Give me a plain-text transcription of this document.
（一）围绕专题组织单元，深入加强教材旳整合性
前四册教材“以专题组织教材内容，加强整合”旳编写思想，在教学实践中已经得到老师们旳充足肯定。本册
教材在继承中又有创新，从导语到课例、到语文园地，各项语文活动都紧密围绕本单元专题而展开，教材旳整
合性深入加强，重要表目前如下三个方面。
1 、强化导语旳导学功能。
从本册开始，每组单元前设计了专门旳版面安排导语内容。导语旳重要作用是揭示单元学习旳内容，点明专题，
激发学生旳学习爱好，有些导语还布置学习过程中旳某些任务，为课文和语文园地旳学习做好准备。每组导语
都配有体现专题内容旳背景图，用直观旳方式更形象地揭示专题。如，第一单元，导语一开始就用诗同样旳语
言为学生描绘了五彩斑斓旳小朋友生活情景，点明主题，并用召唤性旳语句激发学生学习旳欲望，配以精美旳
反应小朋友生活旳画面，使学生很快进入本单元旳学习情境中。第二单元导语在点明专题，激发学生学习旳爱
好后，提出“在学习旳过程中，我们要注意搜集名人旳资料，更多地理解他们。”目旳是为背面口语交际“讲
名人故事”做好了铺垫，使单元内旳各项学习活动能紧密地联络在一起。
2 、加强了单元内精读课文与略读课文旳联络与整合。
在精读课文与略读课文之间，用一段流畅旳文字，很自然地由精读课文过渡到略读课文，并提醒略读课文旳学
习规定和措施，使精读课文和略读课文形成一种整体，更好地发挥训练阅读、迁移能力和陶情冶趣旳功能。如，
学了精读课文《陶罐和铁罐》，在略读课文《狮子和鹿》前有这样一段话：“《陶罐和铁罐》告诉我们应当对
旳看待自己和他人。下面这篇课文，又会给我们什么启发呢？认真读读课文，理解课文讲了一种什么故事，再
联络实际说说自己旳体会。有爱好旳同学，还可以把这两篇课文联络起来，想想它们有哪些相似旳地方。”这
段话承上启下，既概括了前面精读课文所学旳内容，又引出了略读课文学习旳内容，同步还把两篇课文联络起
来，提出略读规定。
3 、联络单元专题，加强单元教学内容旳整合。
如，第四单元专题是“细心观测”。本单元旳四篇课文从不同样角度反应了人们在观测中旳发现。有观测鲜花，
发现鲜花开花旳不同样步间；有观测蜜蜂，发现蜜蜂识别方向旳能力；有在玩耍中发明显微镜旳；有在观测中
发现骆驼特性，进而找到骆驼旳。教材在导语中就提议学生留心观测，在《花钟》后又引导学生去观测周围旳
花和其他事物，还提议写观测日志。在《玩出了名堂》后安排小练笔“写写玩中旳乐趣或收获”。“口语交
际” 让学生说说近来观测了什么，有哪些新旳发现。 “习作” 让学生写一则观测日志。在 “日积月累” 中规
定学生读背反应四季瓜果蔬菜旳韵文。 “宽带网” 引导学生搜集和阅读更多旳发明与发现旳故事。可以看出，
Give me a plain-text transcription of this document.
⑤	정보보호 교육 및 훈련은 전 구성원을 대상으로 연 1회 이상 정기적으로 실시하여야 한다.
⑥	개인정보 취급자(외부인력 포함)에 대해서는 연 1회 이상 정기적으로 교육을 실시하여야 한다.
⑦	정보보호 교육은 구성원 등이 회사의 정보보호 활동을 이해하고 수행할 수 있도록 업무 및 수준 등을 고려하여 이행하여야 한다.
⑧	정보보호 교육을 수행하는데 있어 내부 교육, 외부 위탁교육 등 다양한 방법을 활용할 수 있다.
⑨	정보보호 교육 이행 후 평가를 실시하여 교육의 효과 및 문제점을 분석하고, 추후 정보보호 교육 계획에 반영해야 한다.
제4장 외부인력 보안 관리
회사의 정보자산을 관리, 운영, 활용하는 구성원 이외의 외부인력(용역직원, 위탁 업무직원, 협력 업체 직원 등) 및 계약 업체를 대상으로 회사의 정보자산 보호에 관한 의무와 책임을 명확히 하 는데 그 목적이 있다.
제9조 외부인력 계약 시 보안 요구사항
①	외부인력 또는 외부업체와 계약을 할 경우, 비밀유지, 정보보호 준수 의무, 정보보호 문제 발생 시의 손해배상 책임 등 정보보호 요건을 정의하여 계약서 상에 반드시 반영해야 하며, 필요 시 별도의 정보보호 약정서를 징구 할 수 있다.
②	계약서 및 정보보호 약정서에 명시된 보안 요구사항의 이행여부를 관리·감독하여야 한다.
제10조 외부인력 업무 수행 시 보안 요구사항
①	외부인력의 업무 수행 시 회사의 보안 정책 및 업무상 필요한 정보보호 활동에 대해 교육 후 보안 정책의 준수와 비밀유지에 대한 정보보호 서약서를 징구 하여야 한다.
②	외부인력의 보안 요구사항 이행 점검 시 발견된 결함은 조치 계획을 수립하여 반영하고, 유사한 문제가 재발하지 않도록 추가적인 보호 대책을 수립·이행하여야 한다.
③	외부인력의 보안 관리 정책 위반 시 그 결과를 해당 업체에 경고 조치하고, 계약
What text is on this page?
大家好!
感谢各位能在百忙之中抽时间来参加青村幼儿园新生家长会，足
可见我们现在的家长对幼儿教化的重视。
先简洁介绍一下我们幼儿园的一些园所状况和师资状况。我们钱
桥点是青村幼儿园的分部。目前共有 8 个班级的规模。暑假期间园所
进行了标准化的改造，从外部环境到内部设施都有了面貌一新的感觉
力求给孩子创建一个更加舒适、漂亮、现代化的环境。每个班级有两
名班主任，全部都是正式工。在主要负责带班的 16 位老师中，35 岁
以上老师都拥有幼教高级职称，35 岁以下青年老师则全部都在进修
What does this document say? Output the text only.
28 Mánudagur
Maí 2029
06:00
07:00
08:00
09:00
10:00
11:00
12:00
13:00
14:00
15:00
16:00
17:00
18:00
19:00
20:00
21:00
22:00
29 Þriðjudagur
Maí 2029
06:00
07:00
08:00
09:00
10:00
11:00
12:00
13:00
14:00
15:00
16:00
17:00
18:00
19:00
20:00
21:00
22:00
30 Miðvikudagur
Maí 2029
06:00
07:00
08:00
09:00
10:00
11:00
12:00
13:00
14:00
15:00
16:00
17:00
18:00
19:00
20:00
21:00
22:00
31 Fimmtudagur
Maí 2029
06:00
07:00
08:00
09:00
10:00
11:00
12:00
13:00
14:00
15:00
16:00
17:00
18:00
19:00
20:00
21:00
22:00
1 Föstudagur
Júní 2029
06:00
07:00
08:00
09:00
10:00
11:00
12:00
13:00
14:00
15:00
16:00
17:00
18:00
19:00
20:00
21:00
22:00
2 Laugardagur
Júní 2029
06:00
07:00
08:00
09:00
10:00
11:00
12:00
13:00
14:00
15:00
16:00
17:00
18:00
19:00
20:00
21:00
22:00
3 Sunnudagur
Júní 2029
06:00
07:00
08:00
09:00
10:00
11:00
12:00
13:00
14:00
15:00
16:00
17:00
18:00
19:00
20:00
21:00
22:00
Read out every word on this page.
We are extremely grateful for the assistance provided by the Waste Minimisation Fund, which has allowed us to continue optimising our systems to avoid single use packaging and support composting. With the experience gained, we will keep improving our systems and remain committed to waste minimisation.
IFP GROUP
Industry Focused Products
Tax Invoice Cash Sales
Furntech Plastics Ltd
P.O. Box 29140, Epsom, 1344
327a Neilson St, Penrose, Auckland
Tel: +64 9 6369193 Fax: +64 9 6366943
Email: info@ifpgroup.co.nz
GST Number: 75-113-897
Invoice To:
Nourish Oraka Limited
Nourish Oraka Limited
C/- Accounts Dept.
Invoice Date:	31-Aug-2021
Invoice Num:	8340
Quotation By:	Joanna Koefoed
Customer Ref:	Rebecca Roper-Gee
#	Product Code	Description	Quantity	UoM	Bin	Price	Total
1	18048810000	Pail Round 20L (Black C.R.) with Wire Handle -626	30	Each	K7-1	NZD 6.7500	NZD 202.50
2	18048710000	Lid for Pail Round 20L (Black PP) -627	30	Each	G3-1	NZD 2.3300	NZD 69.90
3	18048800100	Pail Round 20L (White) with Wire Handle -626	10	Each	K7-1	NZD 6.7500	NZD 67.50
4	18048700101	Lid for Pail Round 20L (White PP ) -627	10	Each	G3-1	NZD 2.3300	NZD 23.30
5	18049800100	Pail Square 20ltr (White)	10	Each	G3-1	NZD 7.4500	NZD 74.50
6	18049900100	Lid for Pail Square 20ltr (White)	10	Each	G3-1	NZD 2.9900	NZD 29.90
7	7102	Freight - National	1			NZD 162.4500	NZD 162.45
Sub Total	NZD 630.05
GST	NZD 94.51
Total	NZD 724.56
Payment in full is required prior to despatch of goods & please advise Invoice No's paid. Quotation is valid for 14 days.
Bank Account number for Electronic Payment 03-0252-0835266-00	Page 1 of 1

■ **THE EXERCISE**: Read through the entries and copy each line in which "What" appears.

■ **EXERCISE SOLUTION**:
What text is on this page?
What does this document say? Output the text only.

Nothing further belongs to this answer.